### Objective
In the lines below, find the one that contains "Enumerate this screenshot's" and write it out exactly, along with every line that follows it.

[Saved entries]
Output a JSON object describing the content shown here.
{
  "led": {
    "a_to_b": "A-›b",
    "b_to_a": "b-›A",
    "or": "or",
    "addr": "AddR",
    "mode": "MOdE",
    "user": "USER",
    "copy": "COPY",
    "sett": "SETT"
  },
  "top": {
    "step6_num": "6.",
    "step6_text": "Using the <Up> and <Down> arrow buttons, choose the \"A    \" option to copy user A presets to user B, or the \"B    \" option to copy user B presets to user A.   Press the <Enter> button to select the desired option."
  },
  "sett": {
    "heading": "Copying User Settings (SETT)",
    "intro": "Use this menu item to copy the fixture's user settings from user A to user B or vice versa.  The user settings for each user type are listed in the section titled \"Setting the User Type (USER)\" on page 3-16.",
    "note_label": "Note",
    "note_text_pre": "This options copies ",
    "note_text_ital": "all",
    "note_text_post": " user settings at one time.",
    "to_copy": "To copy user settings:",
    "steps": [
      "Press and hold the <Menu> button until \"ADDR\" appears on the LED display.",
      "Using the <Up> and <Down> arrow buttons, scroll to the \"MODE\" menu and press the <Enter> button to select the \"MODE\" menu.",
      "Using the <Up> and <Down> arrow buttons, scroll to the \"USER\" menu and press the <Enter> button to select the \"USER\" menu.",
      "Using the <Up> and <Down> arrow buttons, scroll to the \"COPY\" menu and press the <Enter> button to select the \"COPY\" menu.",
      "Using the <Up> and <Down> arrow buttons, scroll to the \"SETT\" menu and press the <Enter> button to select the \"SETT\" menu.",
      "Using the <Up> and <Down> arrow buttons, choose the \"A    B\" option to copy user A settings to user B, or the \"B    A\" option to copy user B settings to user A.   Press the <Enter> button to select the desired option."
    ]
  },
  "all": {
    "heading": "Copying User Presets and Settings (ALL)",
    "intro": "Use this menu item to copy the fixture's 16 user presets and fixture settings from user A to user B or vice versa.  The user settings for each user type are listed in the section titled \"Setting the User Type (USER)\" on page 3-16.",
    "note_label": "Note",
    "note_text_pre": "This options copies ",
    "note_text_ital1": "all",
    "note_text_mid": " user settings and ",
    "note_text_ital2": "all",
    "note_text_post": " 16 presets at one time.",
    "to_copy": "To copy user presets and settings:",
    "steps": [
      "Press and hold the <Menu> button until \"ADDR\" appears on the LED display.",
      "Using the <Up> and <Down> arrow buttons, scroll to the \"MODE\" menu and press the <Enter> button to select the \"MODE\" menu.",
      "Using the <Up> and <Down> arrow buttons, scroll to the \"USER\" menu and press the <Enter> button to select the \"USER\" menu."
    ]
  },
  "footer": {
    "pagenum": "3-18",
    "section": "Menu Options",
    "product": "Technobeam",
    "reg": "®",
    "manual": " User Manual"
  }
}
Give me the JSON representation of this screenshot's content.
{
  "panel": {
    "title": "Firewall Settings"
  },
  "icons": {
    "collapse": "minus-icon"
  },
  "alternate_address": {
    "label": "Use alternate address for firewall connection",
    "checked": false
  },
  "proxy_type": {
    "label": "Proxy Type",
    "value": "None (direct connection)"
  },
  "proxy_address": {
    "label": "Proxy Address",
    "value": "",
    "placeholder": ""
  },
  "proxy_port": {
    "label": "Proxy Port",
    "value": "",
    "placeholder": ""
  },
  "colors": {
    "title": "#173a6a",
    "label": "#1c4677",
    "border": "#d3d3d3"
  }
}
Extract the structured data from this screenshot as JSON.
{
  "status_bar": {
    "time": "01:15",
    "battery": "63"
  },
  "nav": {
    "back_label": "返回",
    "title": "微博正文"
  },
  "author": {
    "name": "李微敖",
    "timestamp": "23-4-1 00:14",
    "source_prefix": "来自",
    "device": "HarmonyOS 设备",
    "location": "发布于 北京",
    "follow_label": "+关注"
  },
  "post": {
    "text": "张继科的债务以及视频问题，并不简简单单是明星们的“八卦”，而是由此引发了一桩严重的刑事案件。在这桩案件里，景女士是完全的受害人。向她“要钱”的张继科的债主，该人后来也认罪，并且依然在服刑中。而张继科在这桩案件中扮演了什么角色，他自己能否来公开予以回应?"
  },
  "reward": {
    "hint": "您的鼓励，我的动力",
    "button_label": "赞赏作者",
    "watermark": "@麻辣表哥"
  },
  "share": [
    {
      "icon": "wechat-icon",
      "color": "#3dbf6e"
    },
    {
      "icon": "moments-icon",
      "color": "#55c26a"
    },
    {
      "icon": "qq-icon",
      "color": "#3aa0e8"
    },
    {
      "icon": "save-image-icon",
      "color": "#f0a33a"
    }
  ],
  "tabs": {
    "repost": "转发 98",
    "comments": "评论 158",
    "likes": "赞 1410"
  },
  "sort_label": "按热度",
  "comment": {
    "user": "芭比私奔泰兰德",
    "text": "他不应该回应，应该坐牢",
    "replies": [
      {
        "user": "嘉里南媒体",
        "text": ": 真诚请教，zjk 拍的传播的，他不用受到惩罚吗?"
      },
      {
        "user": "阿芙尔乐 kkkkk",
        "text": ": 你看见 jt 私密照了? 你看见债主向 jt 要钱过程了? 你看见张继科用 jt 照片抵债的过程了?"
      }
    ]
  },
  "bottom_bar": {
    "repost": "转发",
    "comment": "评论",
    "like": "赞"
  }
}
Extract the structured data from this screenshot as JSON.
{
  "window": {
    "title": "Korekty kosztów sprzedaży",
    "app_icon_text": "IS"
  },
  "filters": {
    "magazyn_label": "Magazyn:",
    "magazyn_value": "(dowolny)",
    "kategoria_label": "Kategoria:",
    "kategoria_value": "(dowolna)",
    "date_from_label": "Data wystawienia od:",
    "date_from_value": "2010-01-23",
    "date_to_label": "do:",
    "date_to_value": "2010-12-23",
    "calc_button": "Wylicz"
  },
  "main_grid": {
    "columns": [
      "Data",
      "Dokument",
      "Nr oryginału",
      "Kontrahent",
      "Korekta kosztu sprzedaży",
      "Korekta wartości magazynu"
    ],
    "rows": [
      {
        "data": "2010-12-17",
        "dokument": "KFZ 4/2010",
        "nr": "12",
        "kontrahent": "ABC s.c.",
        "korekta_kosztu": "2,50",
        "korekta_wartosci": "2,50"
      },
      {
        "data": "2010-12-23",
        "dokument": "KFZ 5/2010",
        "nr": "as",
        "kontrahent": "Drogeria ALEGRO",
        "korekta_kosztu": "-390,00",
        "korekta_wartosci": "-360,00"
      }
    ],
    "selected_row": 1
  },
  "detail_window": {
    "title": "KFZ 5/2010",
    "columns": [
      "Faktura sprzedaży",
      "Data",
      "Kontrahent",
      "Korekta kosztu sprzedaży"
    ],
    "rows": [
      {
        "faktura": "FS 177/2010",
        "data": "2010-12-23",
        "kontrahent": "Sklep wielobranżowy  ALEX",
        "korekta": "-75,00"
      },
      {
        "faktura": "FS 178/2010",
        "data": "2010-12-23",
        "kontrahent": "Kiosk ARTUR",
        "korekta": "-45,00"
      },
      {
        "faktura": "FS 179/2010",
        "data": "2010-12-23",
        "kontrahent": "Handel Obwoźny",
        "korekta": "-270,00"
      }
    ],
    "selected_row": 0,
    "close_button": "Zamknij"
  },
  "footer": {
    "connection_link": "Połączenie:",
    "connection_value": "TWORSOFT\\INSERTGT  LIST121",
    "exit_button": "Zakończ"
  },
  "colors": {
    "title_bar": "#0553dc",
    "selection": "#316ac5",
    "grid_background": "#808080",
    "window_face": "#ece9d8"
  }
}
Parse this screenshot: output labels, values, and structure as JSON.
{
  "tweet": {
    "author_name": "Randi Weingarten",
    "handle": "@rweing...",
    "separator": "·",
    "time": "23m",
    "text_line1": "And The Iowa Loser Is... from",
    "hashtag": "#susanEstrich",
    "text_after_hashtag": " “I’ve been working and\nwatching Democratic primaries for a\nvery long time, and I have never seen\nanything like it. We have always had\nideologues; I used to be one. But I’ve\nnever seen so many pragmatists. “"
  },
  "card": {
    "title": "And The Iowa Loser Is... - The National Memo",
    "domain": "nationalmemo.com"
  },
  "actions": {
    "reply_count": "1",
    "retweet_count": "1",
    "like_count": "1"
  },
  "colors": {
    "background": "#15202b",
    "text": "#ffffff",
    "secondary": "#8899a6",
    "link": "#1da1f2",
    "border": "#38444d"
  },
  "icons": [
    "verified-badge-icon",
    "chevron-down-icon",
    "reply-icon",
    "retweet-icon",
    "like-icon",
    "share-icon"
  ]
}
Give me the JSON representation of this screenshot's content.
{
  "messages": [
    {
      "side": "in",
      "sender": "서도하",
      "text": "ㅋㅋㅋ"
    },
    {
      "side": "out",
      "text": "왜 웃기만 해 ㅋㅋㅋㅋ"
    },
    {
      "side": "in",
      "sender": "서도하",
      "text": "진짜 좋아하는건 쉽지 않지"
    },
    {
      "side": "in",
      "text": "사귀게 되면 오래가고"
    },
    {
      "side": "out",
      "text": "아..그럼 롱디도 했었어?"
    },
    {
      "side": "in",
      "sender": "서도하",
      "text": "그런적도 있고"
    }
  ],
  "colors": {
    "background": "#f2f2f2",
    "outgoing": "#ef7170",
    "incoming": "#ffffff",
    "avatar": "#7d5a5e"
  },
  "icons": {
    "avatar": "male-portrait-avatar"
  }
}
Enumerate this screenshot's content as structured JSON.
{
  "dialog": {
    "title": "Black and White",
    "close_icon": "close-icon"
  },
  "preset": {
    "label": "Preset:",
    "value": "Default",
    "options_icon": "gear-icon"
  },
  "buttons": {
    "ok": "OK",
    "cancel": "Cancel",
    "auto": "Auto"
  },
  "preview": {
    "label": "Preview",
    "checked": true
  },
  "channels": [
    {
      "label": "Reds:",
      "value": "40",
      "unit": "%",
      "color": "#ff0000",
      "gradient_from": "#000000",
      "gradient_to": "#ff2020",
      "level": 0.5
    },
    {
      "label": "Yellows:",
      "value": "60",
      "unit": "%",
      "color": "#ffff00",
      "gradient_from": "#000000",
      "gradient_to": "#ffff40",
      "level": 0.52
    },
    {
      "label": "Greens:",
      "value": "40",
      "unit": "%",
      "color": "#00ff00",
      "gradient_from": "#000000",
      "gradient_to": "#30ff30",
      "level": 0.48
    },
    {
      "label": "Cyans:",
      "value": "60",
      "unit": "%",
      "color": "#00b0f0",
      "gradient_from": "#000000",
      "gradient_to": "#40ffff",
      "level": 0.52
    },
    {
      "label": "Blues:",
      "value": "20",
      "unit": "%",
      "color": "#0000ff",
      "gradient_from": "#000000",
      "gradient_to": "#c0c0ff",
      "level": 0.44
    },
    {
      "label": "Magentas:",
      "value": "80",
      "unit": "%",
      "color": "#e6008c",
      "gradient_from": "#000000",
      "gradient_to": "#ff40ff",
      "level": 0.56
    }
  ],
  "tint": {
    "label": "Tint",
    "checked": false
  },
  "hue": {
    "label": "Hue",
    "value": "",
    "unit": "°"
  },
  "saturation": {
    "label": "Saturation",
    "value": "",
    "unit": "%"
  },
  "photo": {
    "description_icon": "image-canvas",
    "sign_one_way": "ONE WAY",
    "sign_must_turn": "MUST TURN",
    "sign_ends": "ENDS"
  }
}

### Written solution
Enumerate this screenshot's content as structured JSON.
{
  "dialog": {
    "title": "Black and White",
    "close_icon": "close-icon"
  },
  "preset": {
    "label": "Preset:",
    "value": "Default",
    "options_icon": "gear-icon"
  },
  "buttons": {
    "ok": "OK",
    "cancel": "Cancel",
    "auto": "Auto"
  },
  "preview": {
    "label": "Preview",
    "checked": true
  },
  "channels": [
    {
      "label": "Reds:",
      "value": "40",
      "unit": "%",
      "color": "#ff0000",
      "gradient_from": "#000000",
      "gradient_to": "#ff2020",
      "level": 0.5
    },
    {
      "label": "Yellows:",
      "value": "60",
      "unit": "%",
      "color": "#ffff00",
      "gradient_from": "#000000",
      "gradient_to": "#ffff40",
      "level": 0.52
    },
    {
      "label": "Greens:",
      "value": "40",
      "unit": "%",
      "color": "#00ff00",
      "gradient_from": "#000000",
      "gradient_to": "#30ff30",
      "level": 0.48
    },
    {
      "label": "Cyans:",
      "value": "60",
      "unit": "%",
      "color": "#00b0f0",
      "gradient_from": "#000000",
      "gradient_to": "#40ffff",
      "level": 0.52
    },
    {
      "label": "Blues:",
      "value": "20",
      "unit": "%",
      "color": "#0000ff",
      "gradient_from": "#000000",
      "gradient_to": "#c0c0ff",
      "level": 0.44
    },
    {
      "label": "Magentas:",
      "value": "80",
      "unit": "%",
      "color": "#e6008c",
      "gradient_from": "#000000",
      "gradient_to": "#ff40ff",
      "level": 0.56
    }
  ],
  "tint": {
    "label": "Tint",
    "checked": false
  },
  "hue": {
    "label": "Hue",
    "value": "",
    "unit": "°"
  },
  "saturation": {
    "label": "Saturation",
    "value": "",
    "unit": "%"
  },
  "photo": {
    "description_icon": "image-canvas",
    "sign_one_way": "ONE WAY",
    "sign_must_turn": "MUST TURN",
    "sign_ends": "ENDS"
  }
}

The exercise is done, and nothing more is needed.